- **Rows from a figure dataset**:

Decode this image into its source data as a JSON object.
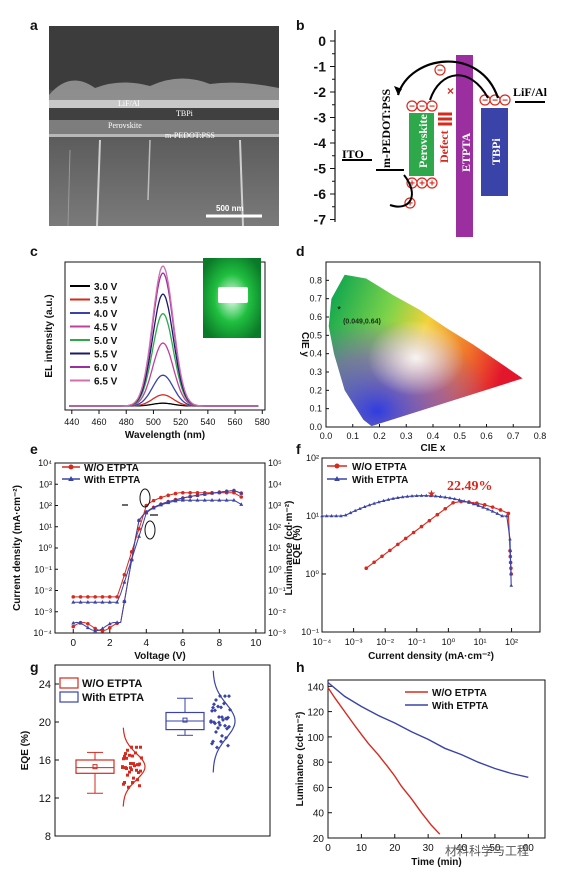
{
  "panel_labels": [
    "a",
    "b",
    "c",
    "d",
    "e",
    "f",
    "g",
    "h"
  ],
  "sem": {
    "labels": [
      "LiF/Al",
      "TBPi",
      "Perovskite",
      "m-PEDOT:PSS"
    ],
    "scale_bar": "500 nm",
    "colors": {
      "bg": "#5a5a5a",
      "layer": "#8a8a8a"
    }
  },
  "energy_diagram": {
    "y_ticks": [
      "0",
      "-1",
      "-2",
      "-3",
      "-4",
      "-5",
      "-6",
      "-7"
    ],
    "layers": [
      {
        "name": "ITO",
        "color": "#000000"
      },
      {
        "name": "m-PEDOT:PSS",
        "color": "#000000"
      },
      {
        "name": "Perovskite",
        "color": "#2ea84a"
      },
      {
        "name": "Defect",
        "color": "#d62a1e"
      },
      {
        "name": "ETPTA",
        "color": "#9b2fa0"
      },
      {
        "name": "TBPi",
        "color": "#3a43a8"
      },
      {
        "name": "LiF/Al",
        "color": "#000000"
      }
    ]
  },
  "chart_data": [
    {
      "id": "c",
      "type": "line",
      "xlabel": "Wavelength (nm)",
      "ylabel": "EL intensity (a.u.)",
      "xlim": [
        435,
        582
      ],
      "x_ticks": [
        440,
        460,
        480,
        500,
        520,
        540,
        560,
        580
      ],
      "peak_nm": 507,
      "fwhm_nm": 18,
      "series": [
        {
          "name": "3.0 V",
          "peak": 0.02,
          "color": "#000000"
        },
        {
          "name": "3.5 V",
          "peak": 0.08,
          "color": "#d62a1e"
        },
        {
          "name": "4.0 V",
          "peak": 0.22,
          "color": "#3a43a8"
        },
        {
          "name": "4.5 V",
          "peak": 0.45,
          "color": "#c0409a"
        },
        {
          "name": "5.0 V",
          "peak": 0.66,
          "color": "#2ea84a"
        },
        {
          "name": "5.5 V",
          "peak": 0.8,
          "color": "#1a1a6a"
        },
        {
          "name": "6.0 V",
          "peak": 0.95,
          "color": "#9b2fa0"
        },
        {
          "name": "6.5 V",
          "peak": 1.0,
          "color": "#d070b0"
        }
      ]
    },
    {
      "id": "d",
      "type": "scatter",
      "xlabel": "CIE x",
      "ylabel": "CIE y",
      "xlim": [
        0,
        0.8
      ],
      "ylim": [
        0,
        0.9
      ],
      "x_ticks": [
        "0.0",
        "0.1",
        "0.2",
        "0.3",
        "0.4",
        "0.5",
        "0.6",
        "0.7",
        "0.8"
      ],
      "y_ticks": [
        "0.0",
        "0.1",
        "0.2",
        "0.3",
        "0.4",
        "0.5",
        "0.6",
        "0.7",
        "0.8"
      ],
      "point": {
        "x": 0.049,
        "y": 0.64,
        "label": "(0.049,0.64)"
      }
    },
    {
      "id": "e",
      "type": "line",
      "xlabel": "Voltage (V)",
      "ylabel": "Current density (mA·cm⁻²)",
      "ylabel2": "Luminance (cd·m⁻²)",
      "xlim": [
        -1,
        10.5
      ],
      "x_ticks": [
        0,
        2,
        4,
        6,
        8,
        10
      ],
      "y_ticks_left": [
        "10⁴",
        "10³",
        "10²",
        "10¹",
        "10⁰",
        "10⁻¹",
        "10⁻²",
        "10⁻³",
        "10⁻⁴"
      ],
      "y_ticks_right": [
        "10⁵",
        "10⁴",
        "10³",
        "10²",
        "10¹",
        "10⁰",
        "10⁻¹",
        "10⁻²",
        "10⁻³"
      ],
      "series": [
        {
          "name": "W/O ETPTA",
          "color": "#d62a1e"
        },
        {
          "name": "With ETPTA",
          "color": "#3a43a8"
        }
      ]
    },
    {
      "id": "f",
      "type": "line",
      "xlabel": "Current density (mA·cm⁻²)",
      "ylabel": "EQE (%)",
      "x_ticks": [
        "10⁻⁴",
        "10⁻³",
        "10⁻²",
        "10⁻¹",
        "10⁰",
        "10¹",
        "10²"
      ],
      "y_ticks": [
        "10²",
        "10¹",
        "10⁰",
        "10⁻¹"
      ],
      "annotation": "22.49%",
      "series": [
        {
          "name": "W/O ETPTA",
          "color": "#d62a1e"
        },
        {
          "name": "With ETPTA",
          "color": "#3a43a8"
        }
      ]
    },
    {
      "id": "g",
      "type": "box",
      "ylabel": "EQE (%)",
      "y_ticks": [
        8,
        12,
        16,
        20,
        24
      ],
      "series": [
        {
          "name": "W/O ETPTA",
          "color": "#d62a1e",
          "min": 12.5,
          "q1": 14.6,
          "median": 15.2,
          "q3": 16.0,
          "max": 16.8,
          "mean": 15.3
        },
        {
          "name": "With ETPTA",
          "color": "#3a43a8",
          "min": 18.6,
          "q1": 19.2,
          "median": 20.1,
          "q3": 21.0,
          "max": 22.5,
          "mean": 20.2
        }
      ]
    },
    {
      "id": "h",
      "type": "line",
      "xlabel": "Time (min)",
      "ylabel": "Luminance (cd·m⁻²)",
      "xlim": [
        0,
        65
      ],
      "ylim": [
        20,
        145
      ],
      "x_ticks": [
        0,
        10,
        20,
        30,
        40,
        50,
        60
      ],
      "y_ticks": [
        20,
        40,
        60,
        80,
        100,
        120,
        140
      ],
      "series": [
        {
          "name": "W/O ETPTA",
          "color": "#d62a1e",
          "x": [
            0,
            2,
            5,
            8,
            10,
            12,
            15,
            18,
            20,
            22,
            25,
            28,
            31,
            33.5
          ],
          "y": [
            139,
            131,
            120,
            109,
            102,
            95,
            86,
            76,
            69,
            61,
            51,
            40,
            30,
            23
          ]
        },
        {
          "name": "With ETPTA",
          "color": "#3a43a8",
          "x": [
            0,
            5,
            10,
            15,
            20,
            25,
            30,
            35,
            40,
            45,
            50,
            55,
            60
          ],
          "y": [
            143,
            132,
            124,
            117,
            111,
            104,
            98,
            91,
            86,
            80,
            75,
            71,
            68
          ]
        }
      ]
    }
  ],
  "watermark": "材料科学与工程"
}
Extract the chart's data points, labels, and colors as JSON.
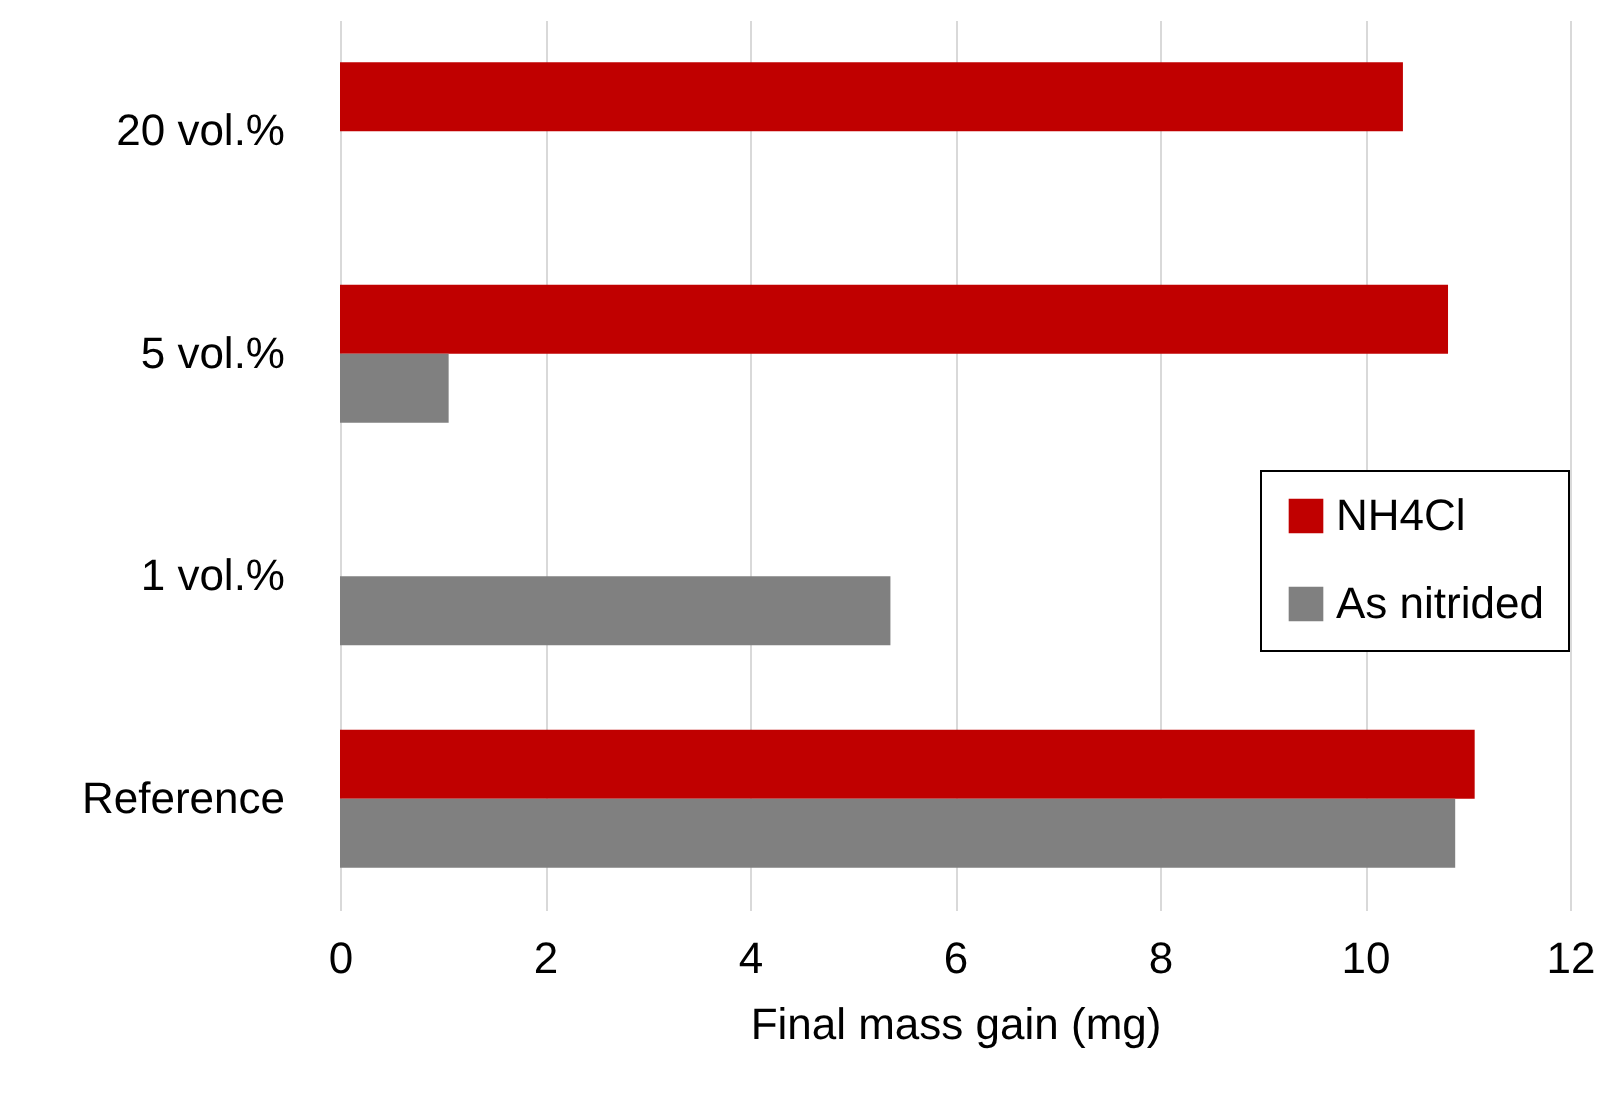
{
  "chart_data": {
    "type": "bar",
    "orientation": "horizontal",
    "xlabel": "Final mass gain (mg)",
    "categories": [
      "20 vol.%",
      "5 vol.%",
      "1 vol.%",
      "Reference"
    ],
    "series": [
      {
        "name": "NH4Cl",
        "color": "#c00000",
        "values": [
          10.37,
          10.81,
          null,
          11.07
        ]
      },
      {
        "name": "As nitrided",
        "color": "#808080",
        "values": [
          null,
          1.06,
          5.37,
          10.88
        ]
      }
    ],
    "xlim": [
      0,
      12
    ],
    "xticks": [
      0,
      2,
      4,
      6,
      8,
      10,
      12
    ],
    "grid": "x",
    "legend": "right"
  }
}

- **THE PROBLEM**:
Your copy of the data above should match it exactly, except that pictures are left out.

- **ANSWER**:
Decode this image into its source data as a JSON object.
{
  "panel_labels": [
    "a",
    "b",
    "c",
    "d",
    "e",
    "f",
    "g",
    "h"
  ],
  "sem": {
    "labels": [
      "LiF/Al",
      "TBPi",
      "Perovskite",
      "m-PEDOT:PSS"
    ],
    "scale_bar": "500 nm",
    "colors": {
      "bg": "#5a5a5a",
      "layer": "#8a8a8a"
    }
  },
  "energy_diagram": {
    "y_ticks": [
      "0",
      "-1",
      "-2",
      "-3",
      "-4",
      "-5",
      "-6",
      "-7"
    ],
    "layers": [
      {
        "name": "ITO",
        "color": "#000000"
      },
      {
        "name": "m-PEDOT:PSS",
        "color": "#000000"
      },
      {
        "name": "Perovskite",
        "color": "#2ea84a"
      },
      {
        "name": "Defect",
        "color": "#d62a1e"
      },
      {
        "name": "ETPTA",
        "color": "#9b2fa0"
      },
      {
        "name": "TBPi",
        "color": "#3a43a8"
      },
      {
        "name": "LiF/Al",
        "color": "#000000"
      }
    ]
  },
  "chart_data": [
    {
      "id": "c",
      "type": "line",
      "xlabel": "Wavelength (nm)",
      "ylabel": "EL intensity (a.u.)",
      "xlim": [
        435,
        582
      ],
      "x_ticks": [
        440,
        460,
        480,
        500,
        520,
        540,
        560,
        580
      ],
      "peak_nm": 507,
      "fwhm_nm": 18,
      "series": [
        {
          "name": "3.0 V",
          "peak": 0.02,
          "color": "#000000"
        },
        {
          "name": "3.5 V",
          "peak": 0.08,
          "color": "#d62a1e"
        },
        {
          "name": "4.0 V",
          "peak": 0.22,
          "color": "#3a43a8"
        },
        {
          "name": "4.5 V",
          "peak": 0.45,
          "color": "#c0409a"
        },
        {
          "name": "5.0 V",
          "peak": 0.66,
          "color": "#2ea84a"
        },
        {
          "name": "5.5 V",
          "peak": 0.8,
          "color": "#1a1a6a"
        },
        {
          "name": "6.0 V",
          "peak": 0.95,
          "color": "#9b2fa0"
        },
        {
          "name": "6.5 V",
          "peak": 1.0,
          "color": "#d070b0"
        }
      ]
    },
    {
      "id": "d",
      "type": "scatter",
      "xlabel": "CIE x",
      "ylabel": "CIE y",
      "xlim": [
        0,
        0.8
      ],
      "ylim": [
        0,
        0.9
      ],
      "x_ticks": [
        "0.0",
        "0.1",
        "0.2",
        "0.3",
        "0.4",
        "0.5",
        "0.6",
        "0.7",
        "0.8"
      ],
      "y_ticks": [
        "0.0",
        "0.1",
        "0.2",
        "0.3",
        "0.4",
        "0.5",
        "0.6",
        "0.7",
        "0.8"
      ],
      "point": {
        "x": 0.049,
        "y": 0.64,
        "label": "(0.049,0.64)"
      }
    },
    {
      "id": "e",
      "type": "line",
      "xlabel": "Voltage (V)",
      "ylabel": "Current density (mA·cm⁻²)",
      "ylabel2": "Luminance (cd·m⁻²)",
      "xlim": [
        -1,
        10.5
      ],
      "x_ticks": [
        0,
        2,
        4,
        6,
        8,
        10
      ],
      "y_ticks_left": [
        "10⁴",
        "10³",
        "10²",
        "10¹",
        "10⁰",
        "10⁻¹",
        "10⁻²",
        "10⁻³",
        "10⁻⁴"
      ],
      "y_ticks_right": [
        "10⁵",
        "10⁴",
        "10³",
        "10²",
        "10¹",
        "10⁰",
        "10⁻¹",
        "10⁻²",
        "10⁻³"
      ],
      "series": [
        {
          "name": "W/O ETPTA",
          "color": "#d62a1e"
        },
        {
          "name": "With ETPTA",
          "color": "#3a43a8"
        }
      ]
    },
    {
      "id": "f",
      "type": "line",
      "xlabel": "Current density (mA·cm⁻²)",
      "ylabel": "EQE (%)",
      "x_ticks": [
        "10⁻⁴",
        "10⁻³",
        "10⁻²",
        "10⁻¹",
        "10⁰",
        "10¹",
        "10²"
      ],
      "y_ticks": [
        "10²",
        "10¹",
        "10⁰",
        "10⁻¹"
      ],
      "annotation": "22.49%",
      "series": [
        {
          "name": "W/O ETPTA",
          "color": "#d62a1e"
        },
        {
          "name": "With ETPTA",
          "color": "#3a43a8"
        }
      ]
    },
    {
      "id": "g",
      "type": "box",
      "ylabel": "EQE (%)",
      "y_ticks": [
        8,
        12,
        16,
        20,
        24
      ],
      "series": [
        {
          "name": "W/O ETPTA",
          "color": "#d62a1e",
          "min": 12.5,
          "q1": 14.6,
          "median": 15.2,
          "q3": 16.0,
          "max": 16.8,
          "mean": 15.3
        },
        {
          "name": "With ETPTA",
          "color": "#3a43a8",
          "min": 18.6,
          "q1": 19.2,
          "median": 20.1,
          "q3": 21.0,
          "max": 22.5,
          "mean": 20.2
        }
      ]
    },
    {
      "id": "h",
      "type": "line",
      "xlabel": "Time (min)",
      "ylabel": "Luminance (cd·m⁻²)",
      "xlim": [
        0,
        65
      ],
      "ylim": [
        20,
        145
      ],
      "x_ticks": [
        0,
        10,
        20,
        30,
        40,
        50,
        60
      ],
      "y_ticks": [
        20,
        40,
        60,
        80,
        100,
        120,
        140
      ],
      "series": [
        {
          "name": "W/O ETPTA",
          "color": "#d62a1e",
          "x": [
            0,
            2,
            5,
            8,
            10,
            12,
            15,
            18,
            20,
            22,
            25,
            28,
            31,
            33.5
          ],
          "y": [
            139,
            131,
            120,
            109,
            102,
            95,
            86,
            76,
            69,
            61,
            51,
            40,
            30,
            23
          ]
        },
        {
          "name": "With ETPTA",
          "color": "#3a43a8",
          "x": [
            0,
            5,
            10,
            15,
            20,
            25,
            30,
            35,
            40,
            45,
            50,
            55,
            60
          ],
          "y": [
            143,
            132,
            124,
            117,
            111,
            104,
            98,
            91,
            86,
            80,
            75,
            71,
            68
          ]
        }
      ]
    }
  ],
  "watermark": "材料科学与工程"
}
Extract the chart's data points, labels, and colors as JSON.
{
  "chart_data": {
    "type": "bar",
    "orientation": "horizontal",
    "xlabel": "Final mass gain (mg)",
    "categories": [
      "20 vol.%",
      "5 vol.%",
      "1 vol.%",
      "Reference"
    ],
    "series": [
      {
        "name": "NH4Cl",
        "color": "#c00000",
        "values": [
          10.37,
          10.81,
          null,
          11.07
        ]
      },
      {
        "name": "As nitrided",
        "color": "#808080",
        "values": [
          null,
          1.06,
          5.37,
          10.88
        ]
      }
    ],
    "xlim": [
      0,
      12
    ],
    "xticks": [
      0,
      2,
      4,
      6,
      8,
      10,
      12
    ],
    "grid": "x",
    "legend": "right"
  }
}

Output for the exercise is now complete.